**SET TASK**
Copy nothing before the line that contains "What text is on this page?"; from there, transcribe each line exactly through the end of the material, omitting pictures.

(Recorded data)
# # # #
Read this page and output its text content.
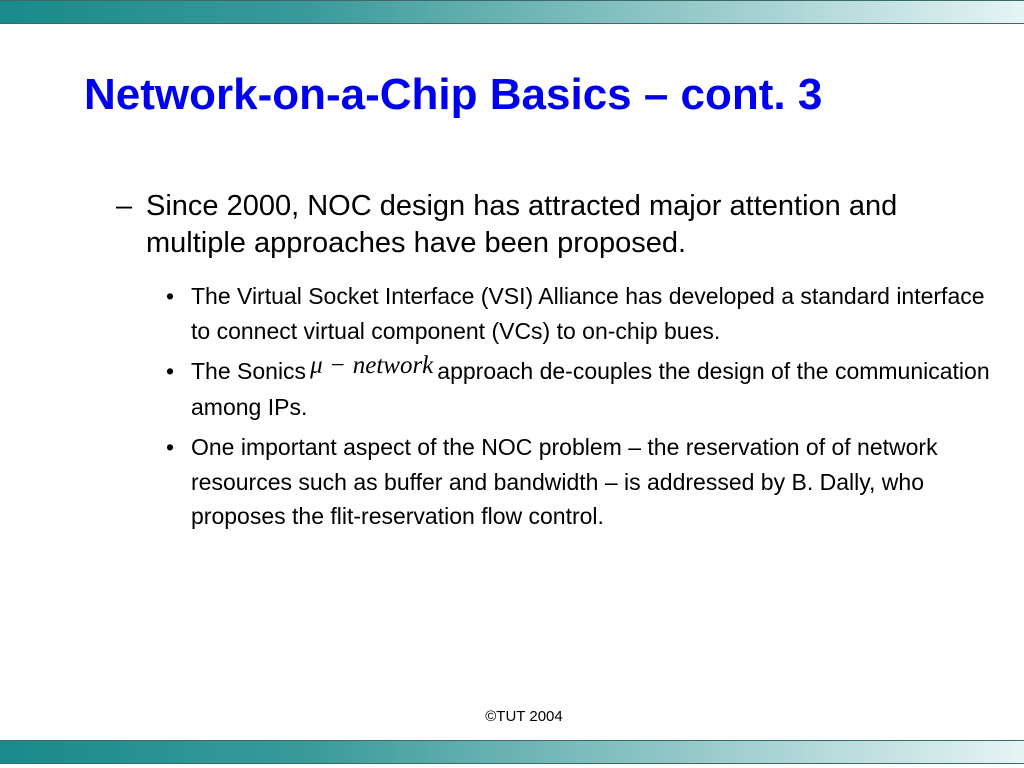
Network-on-a-Chip Basics – cont. 3
– Since 2000, NOC design has attracted major attention and multiple approaches have been proposed.
• The Virtual Socket Interface (VSI) Alliance has developed a standard interface to connect virtual component (VCs) to on-chip bues.
• The Sonics μ − network approach de-couples the design of the communication among IPs.
• One important aspect of the NOC problem – the reservation of of network resources such as buffer and bandwidth – is addressed by B. Dally, who proposes the flit-reservation flow control.
©TUT 2004
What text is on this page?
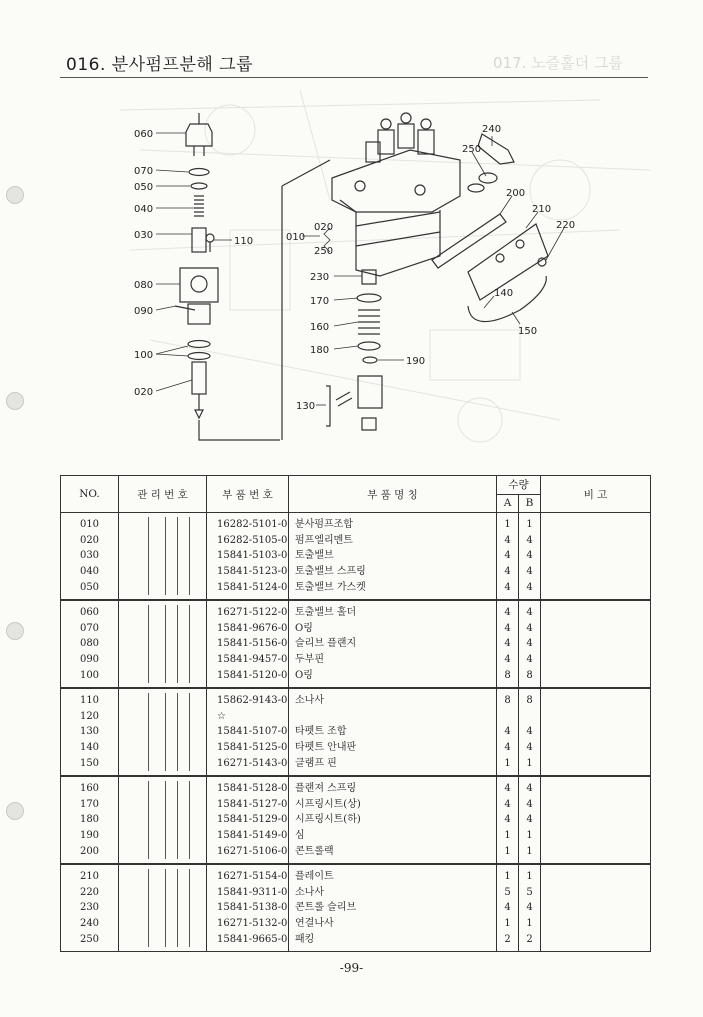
017. 노즐홀더 그룹
016. 분사펌프분해 그룹
060
070
050
040
030
110
080
090
100
020
010
020
250
240
250
200
210
220
230
170
160
180
190
140
150
130
NO.	관 리 번 호	부 품 번 호	부 품 명 칭	수량		비 고
				A	B	

010		16282-5101-0	분사펌프조합	1	1	
020		16282-5105-0	펌프엘리멘트	4	4	
030		15841-5103-0	토출밸브	4	4	
040		15841-5123-0	토출밸브 스프링	4	4	
050		15841-5124-0	토출밸브 가스켓	4	4	

060		16271-5122-0	토출밸브 홀더	4	4	
070		15841-9676-0	O링	4	4	
080		15841-5156-0	슬리브 플랜지	4	4	
090		15841-9457-0	두부핀	4	4	
100		15841-5120-0	O링	8	8	

110		15862-9143-0	소나사	8	8	
120		☆				
130		15841-5107-0	타펫트 조합	4	4	
140		15841-5125-0	타펫트 안내판	4	4	
150		16271-5143-0	클램프 핀	1	1	

160		15841-5128-0	플랜져 스프링	4	4	
170		15841-5127-0	시프링시트(상)	4	4	
180		15841-5129-0	시프링시트(하)	4	4	
190		15841-5149-0	심	1	1	
200		16271-5106-0	콘트롤랙	1	1	

210		16271-5154-0	플레이트	1	1	
220		15841-9311-0	소나사	5	5	
230		15841-5138-0	콘트롤 슬리브	4	4	
240		16271-5132-0	연결나사	1	1	
250		15841-9665-0	패킹	2	2	

-99-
# # # #
**FINAL ANSWER**
What text is on this page?
017. 노즐홀더 그룹
016. 분사펌프분해 그룹
060
070
050
040
030
110
080
090
100
020
010
020
250
240
250
200
210
220
230
170
160
180
190
140
150
130
NO.	관 리 번 호	부 품 번 호	부 품 명 칭	수량		비 고
				A	B	

010		16282-5101-0	분사펌프조합	1	1	
020		16282-5105-0	펌프엘리멘트	4	4	
030		15841-5103-0	토출밸브	4	4	
040		15841-5123-0	토출밸브 스프링	4	4	
050		15841-5124-0	토출밸브 가스켓	4	4	

060		16271-5122-0	토출밸브 홀더	4	4	
070		15841-9676-0	O링	4	4	
080		15841-5156-0	슬리브 플랜지	4	4	
090		15841-9457-0	두부핀	4	4	
100		15841-5120-0	O링	8	8	

110		15862-9143-0	소나사	8	8	
120		☆				
130		15841-5107-0	타펫트 조합	4	4	
140		15841-5125-0	타펫트 안내판	4	4	
150		16271-5143-0	클램프 핀	1	1	

160		15841-5128-0	플랜져 스프링	4	4	
170		15841-5127-0	시프링시트(상)	4	4	
180		15841-5129-0	시프링시트(하)	4	4	
190		15841-5149-0	심	1	1	
200		16271-5106-0	콘트롤랙	1	1	

210		16271-5154-0	플레이트	1	1	
220		15841-9311-0	소나사	5	5	
230		15841-5138-0	콘트롤 슬리브	4	4	
240		16271-5132-0	연결나사	1	1	
250		15841-9665-0	패킹	2	2	

-99-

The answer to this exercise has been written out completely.